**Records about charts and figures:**
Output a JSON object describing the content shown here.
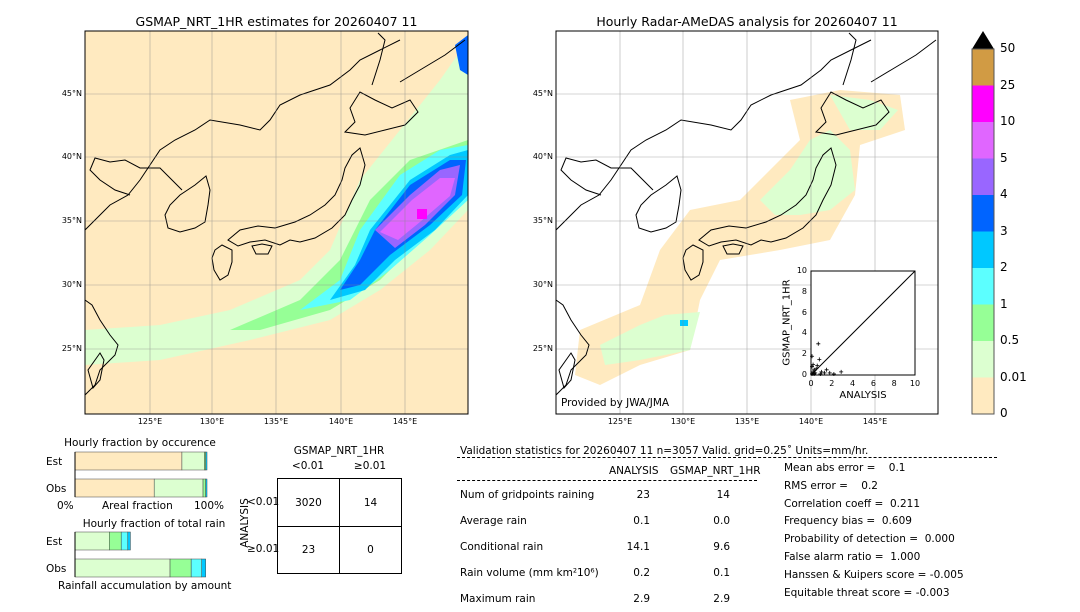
{
  "left_map": {
    "title": "GSMAP_NRT_1HR estimates for 20260407 11",
    "lon_ticks": [
      "125°E",
      "130°E",
      "135°E",
      "140°E",
      "145°E"
    ],
    "lat_ticks": [
      "45°N",
      "40°N",
      "35°N",
      "30°N",
      "25°N"
    ]
  },
  "right_map": {
    "title": "Hourly Radar-AMeDAS analysis for 20260407 11",
    "credit": "Provided by JWA/JMA",
    "lon_ticks": [
      "125°E",
      "130°E",
      "135°E",
      "140°E",
      "145°E"
    ],
    "lat_ticks": [
      "45°N",
      "40°N",
      "35°N",
      "30°N",
      "25°N"
    ]
  },
  "colorbar": {
    "labels": [
      "50",
      "25",
      "10",
      "5",
      "4",
      "3",
      "2",
      "1",
      "0.5",
      "0.01",
      "0"
    ],
    "colors": [
      "#d19b44",
      "#ff00ff",
      "#e066ff",
      "#9966ff",
      "#0064ff",
      "#00c8ff",
      "#5cffff",
      "#96ff96",
      "#dcffd0",
      "#ffeac0"
    ],
    "extend_color": "#000000"
  },
  "chart_data": [
    {
      "type": "scatter",
      "xlabel": "ANALYSIS",
      "ylabel": "GSMAP_NRT_1HR",
      "xlim": [
        0,
        10
      ],
      "ylim": [
        0,
        10
      ],
      "ticks": [
        "0",
        "2",
        "4",
        "6",
        "8",
        "10"
      ],
      "points": [
        [
          0.1,
          0.1
        ],
        [
          0.2,
          0.3
        ],
        [
          0.3,
          0.5
        ],
        [
          0.1,
          0.8
        ],
        [
          0.4,
          0.2
        ],
        [
          0.5,
          0.6
        ],
        [
          0.2,
          1.0
        ],
        [
          0.7,
          3.0
        ],
        [
          0.8,
          1.5
        ],
        [
          1.0,
          0.3
        ],
        [
          1.3,
          0.2
        ],
        [
          1.5,
          0.5
        ],
        [
          1.8,
          0.2
        ],
        [
          2.9,
          0.3
        ],
        [
          0.1,
          1.8
        ],
        [
          0.6,
          0.9
        ],
        [
          0.3,
          0.1
        ],
        [
          0.9,
          0.1
        ],
        [
          2.2,
          0.1
        ]
      ]
    },
    {
      "type": "bar",
      "title": "Hourly fraction by occurence",
      "xlabel": "Areal fraction",
      "x_ticks": [
        "0%",
        "100%"
      ],
      "rows": [
        {
          "name": "Est",
          "fractions": [
            0.81,
            0.17,
            0.01,
            0.01
          ]
        },
        {
          "name": "Obs",
          "fractions": [
            0.6,
            0.37,
            0.02,
            0.01
          ]
        }
      ],
      "colors": [
        "#ffeac0",
        "#dcffd0",
        "#96ff96",
        "#00c8ff"
      ]
    },
    {
      "type": "bar",
      "title": "Hourly fraction of total rain",
      "xlabel": "Rainfall accumulation by amount",
      "rows": [
        {
          "name": "Est",
          "fractions": [
            0.26,
            0.09,
            0.05,
            0.02
          ]
        },
        {
          "name": "Obs",
          "fractions": [
            0.72,
            0.16,
            0.08,
            0.03
          ]
        }
      ],
      "colors": [
        "#dcffd0",
        "#96ff96",
        "#5cffff",
        "#00c8ff"
      ]
    }
  ],
  "contingency": {
    "col_title": "GSMAP_NRT_1HR",
    "row_title": "ANALYSIS",
    "cols": [
      "<0.01",
      "≥0.01"
    ],
    "rows": [
      "<0.01",
      "≥0.01"
    ],
    "cells": [
      [
        "3020",
        "14"
      ],
      [
        "23",
        "0"
      ]
    ]
  },
  "stats": {
    "header": "Validation statistics for 20260407 11  n=3057 Valid. grid=0.25˚ Units=mm/hr.",
    "col_analysis": "ANALYSIS",
    "col_gsmap": "GSMAP_NRT_1HR",
    "rows": [
      {
        "label": "Num of gridpoints raining",
        "a": "23",
        "g": "14"
      },
      {
        "label": "Average rain",
        "a": "0.1",
        "g": "0.0"
      },
      {
        "label": "Conditional rain",
        "a": "14.1",
        "g": "9.6"
      },
      {
        "label": "Rain volume (mm km²10⁶)",
        "a": "0.2",
        "g": "0.1"
      },
      {
        "label": "Maximum rain",
        "a": "2.9",
        "g": "2.9"
      }
    ],
    "scores": [
      "Mean abs error =    0.1",
      "RMS error =    0.2",
      "Correlation coeff =  0.211",
      "Frequency bias =  0.609",
      "Probability of detection =  0.000",
      "False alarm ratio =  1.000",
      "Hanssen & Kuipers score = -0.005",
      "Equitable threat score = -0.003"
    ]
  }
}
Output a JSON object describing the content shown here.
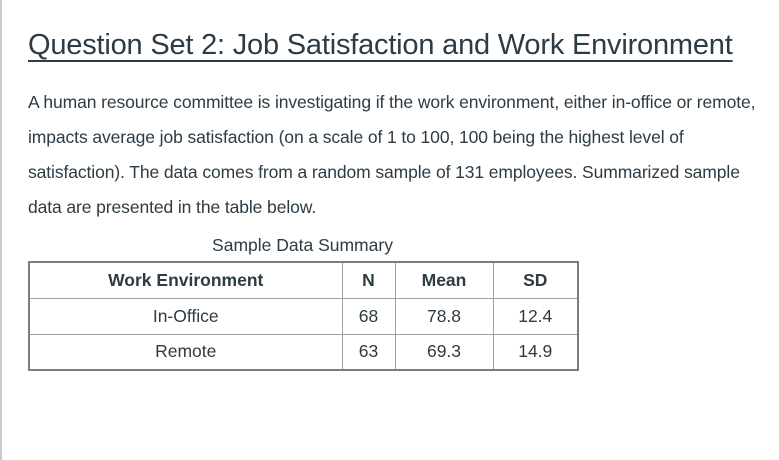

**WHAT THIS TASK INVOLVES:** Retype the data above exactly; pictures are not part of the copy.

**SOLUTION:**
Output a JSON object describing the content shown here.
{
  "left_map": {
    "title": "GSMAP_NRT_1HR estimates for 20260407 11",
    "lon_ticks": [
      "125°E",
      "130°E",
      "135°E",
      "140°E",
      "145°E"
    ],
    "lat_ticks": [
      "45°N",
      "40°N",
      "35°N",
      "30°N",
      "25°N"
    ]
  },
  "right_map": {
    "title": "Hourly Radar-AMeDAS analysis for 20260407 11",
    "credit": "Provided by JWA/JMA",
    "lon_ticks": [
      "125°E",
      "130°E",
      "135°E",
      "140°E",
      "145°E"
    ],
    "lat_ticks": [
      "45°N",
      "40°N",
      "35°N",
      "30°N",
      "25°N"
    ]
  },
  "colorbar": {
    "labels": [
      "50",
      "25",
      "10",
      "5",
      "4",
      "3",
      "2",
      "1",
      "0.5",
      "0.01",
      "0"
    ],
    "colors": [
      "#d19b44",
      "#ff00ff",
      "#e066ff",
      "#9966ff",
      "#0064ff",
      "#00c8ff",
      "#5cffff",
      "#96ff96",
      "#dcffd0",
      "#ffeac0"
    ],
    "extend_color": "#000000"
  },
  "chart_data": [
    {
      "type": "scatter",
      "xlabel": "ANALYSIS",
      "ylabel": "GSMAP_NRT_1HR",
      "xlim": [
        0,
        10
      ],
      "ylim": [
        0,
        10
      ],
      "ticks": [
        "0",
        "2",
        "4",
        "6",
        "8",
        "10"
      ],
      "points": [
        [
          0.1,
          0.1
        ],
        [
          0.2,
          0.3
        ],
        [
          0.3,
          0.5
        ],
        [
          0.1,
          0.8
        ],
        [
          0.4,
          0.2
        ],
        [
          0.5,
          0.6
        ],
        [
          0.2,
          1.0
        ],
        [
          0.7,
          3.0
        ],
        [
          0.8,
          1.5
        ],
        [
          1.0,
          0.3
        ],
        [
          1.3,
          0.2
        ],
        [
          1.5,
          0.5
        ],
        [
          1.8,
          0.2
        ],
        [
          2.9,
          0.3
        ],
        [
          0.1,
          1.8
        ],
        [
          0.6,
          0.9
        ],
        [
          0.3,
          0.1
        ],
        [
          0.9,
          0.1
        ],
        [
          2.2,
          0.1
        ]
      ]
    },
    {
      "type": "bar",
      "title": "Hourly fraction by occurence",
      "xlabel": "Areal fraction",
      "x_ticks": [
        "0%",
        "100%"
      ],
      "rows": [
        {
          "name": "Est",
          "fractions": [
            0.81,
            0.17,
            0.01,
            0.01
          ]
        },
        {
          "name": "Obs",
          "fractions": [
            0.6,
            0.37,
            0.02,
            0.01
          ]
        }
      ],
      "colors": [
        "#ffeac0",
        "#dcffd0",
        "#96ff96",
        "#00c8ff"
      ]
    },
    {
      "type": "bar",
      "title": "Hourly fraction of total rain",
      "xlabel": "Rainfall accumulation by amount",
      "rows": [
        {
          "name": "Est",
          "fractions": [
            0.26,
            0.09,
            0.05,
            0.02
          ]
        },
        {
          "name": "Obs",
          "fractions": [
            0.72,
            0.16,
            0.08,
            0.03
          ]
        }
      ],
      "colors": [
        "#dcffd0",
        "#96ff96",
        "#5cffff",
        "#00c8ff"
      ]
    }
  ],
  "contingency": {
    "col_title": "GSMAP_NRT_1HR",
    "row_title": "ANALYSIS",
    "cols": [
      "<0.01",
      "≥0.01"
    ],
    "rows": [
      "<0.01",
      "≥0.01"
    ],
    "cells": [
      [
        "3020",
        "14"
      ],
      [
        "23",
        "0"
      ]
    ]
  },
  "stats": {
    "header": "Validation statistics for 20260407 11  n=3057 Valid. grid=0.25˚ Units=mm/hr.",
    "col_analysis": "ANALYSIS",
    "col_gsmap": "GSMAP_NRT_1HR",
    "rows": [
      {
        "label": "Num of gridpoints raining",
        "a": "23",
        "g": "14"
      },
      {
        "label": "Average rain",
        "a": "0.1",
        "g": "0.0"
      },
      {
        "label": "Conditional rain",
        "a": "14.1",
        "g": "9.6"
      },
      {
        "label": "Rain volume (mm km²10⁶)",
        "a": "0.2",
        "g": "0.1"
      },
      {
        "label": "Maximum rain",
        "a": "2.9",
        "g": "2.9"
      }
    ],
    "scores": [
      "Mean abs error =    0.1",
      "RMS error =    0.2",
      "Correlation coeff =  0.211",
      "Frequency bias =  0.609",
      "Probability of detection =  0.000",
      "False alarm ratio =  1.000",
      "Hanssen & Kuipers score = -0.005",
      "Equitable threat score = -0.003"
    ]
  }
}
Output a JSON object describing the content shown here.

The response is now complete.